--- Start of Entries supplied ---
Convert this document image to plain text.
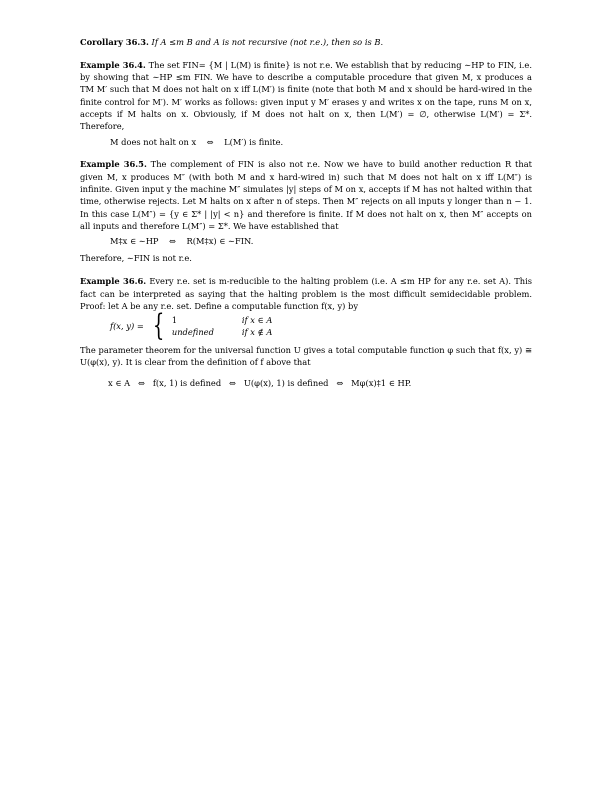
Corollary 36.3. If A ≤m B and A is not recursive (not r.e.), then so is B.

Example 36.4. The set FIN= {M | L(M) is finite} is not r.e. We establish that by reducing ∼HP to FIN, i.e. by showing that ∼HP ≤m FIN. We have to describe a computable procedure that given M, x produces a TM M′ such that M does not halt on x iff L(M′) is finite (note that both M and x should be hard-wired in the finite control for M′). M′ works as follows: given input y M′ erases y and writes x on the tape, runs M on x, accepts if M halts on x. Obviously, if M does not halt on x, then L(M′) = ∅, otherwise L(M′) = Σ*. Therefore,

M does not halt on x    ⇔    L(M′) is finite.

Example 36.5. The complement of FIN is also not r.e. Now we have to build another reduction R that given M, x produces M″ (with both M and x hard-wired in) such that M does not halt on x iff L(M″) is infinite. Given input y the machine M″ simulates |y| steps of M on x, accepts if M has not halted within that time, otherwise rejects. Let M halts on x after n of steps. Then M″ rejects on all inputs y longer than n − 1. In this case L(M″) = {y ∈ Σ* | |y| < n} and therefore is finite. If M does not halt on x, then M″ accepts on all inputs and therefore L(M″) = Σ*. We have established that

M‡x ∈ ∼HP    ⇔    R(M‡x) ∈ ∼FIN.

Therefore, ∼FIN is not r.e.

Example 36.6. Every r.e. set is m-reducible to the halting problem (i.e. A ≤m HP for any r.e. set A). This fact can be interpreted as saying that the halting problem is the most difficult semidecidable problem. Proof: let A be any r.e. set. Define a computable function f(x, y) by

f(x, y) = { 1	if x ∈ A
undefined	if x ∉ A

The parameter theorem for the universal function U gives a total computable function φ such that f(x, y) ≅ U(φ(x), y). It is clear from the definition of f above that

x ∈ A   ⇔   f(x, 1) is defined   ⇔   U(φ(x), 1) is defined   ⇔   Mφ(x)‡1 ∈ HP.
--- End of Entries supplied ---
→ **Set exercise**
Your job is to transcribe the entries above exactly; skip the pictures.

→ **Result of this task**
Convert this document image to plain text.
Corollary 36.3. If A ≤m B and A is not recursive (not r.e.), then so is B.

Example 36.4. The set FIN= {M | L(M) is finite} is not r.e. We establish that by reducing ∼HP to FIN, i.e. by showing that ∼HP ≤m FIN. We have to describe a computable procedure that given M, x produces a TM M′ such that M does not halt on x iff L(M′) is finite (note that both M and x should be hard-wired in the finite control for M′). M′ works as follows: given input y M′ erases y and writes x on the tape, runs M on x, accepts if M halts on x. Obviously, if M does not halt on x, then L(M′) = ∅, otherwise L(M′) = Σ*. Therefore,

M does not halt on x    ⇔    L(M′) is finite.

Example 36.5. The complement of FIN is also not r.e. Now we have to build another reduction R that given M, x produces M″ (with both M and x hard-wired in) such that M does not halt on x iff L(M″) is infinite. Given input y the machine M″ simulates |y| steps of M on x, accepts if M has not halted within that time, otherwise rejects. Let M halts on x after n of steps. Then M″ rejects on all inputs y longer than n − 1. In this case L(M″) = {y ∈ Σ* | |y| < n} and therefore is finite. If M does not halt on x, then M″ accepts on all inputs and therefore L(M″) = Σ*. We have established that

M‡x ∈ ∼HP    ⇔    R(M‡x) ∈ ∼FIN.

Therefore, ∼FIN is not r.e.

Example 36.6. Every r.e. set is m-reducible to the halting problem (i.e. A ≤m HP for any r.e. set A). This fact can be interpreted as saying that the halting problem is the most difficult semidecidable problem. Proof: let A be any r.e. set. Define a computable function f(x, y) by

f(x, y) = { 1	if x ∈ A
undefined	if x ∉ A

The parameter theorem for the universal function U gives a total computable function φ such that f(x, y) ≅ U(φ(x), y). It is clear from the definition of f above that

x ∈ A   ⇔   f(x, 1) is defined   ⇔   U(φ(x), 1) is defined   ⇔   Mφ(x)‡1 ∈ HP.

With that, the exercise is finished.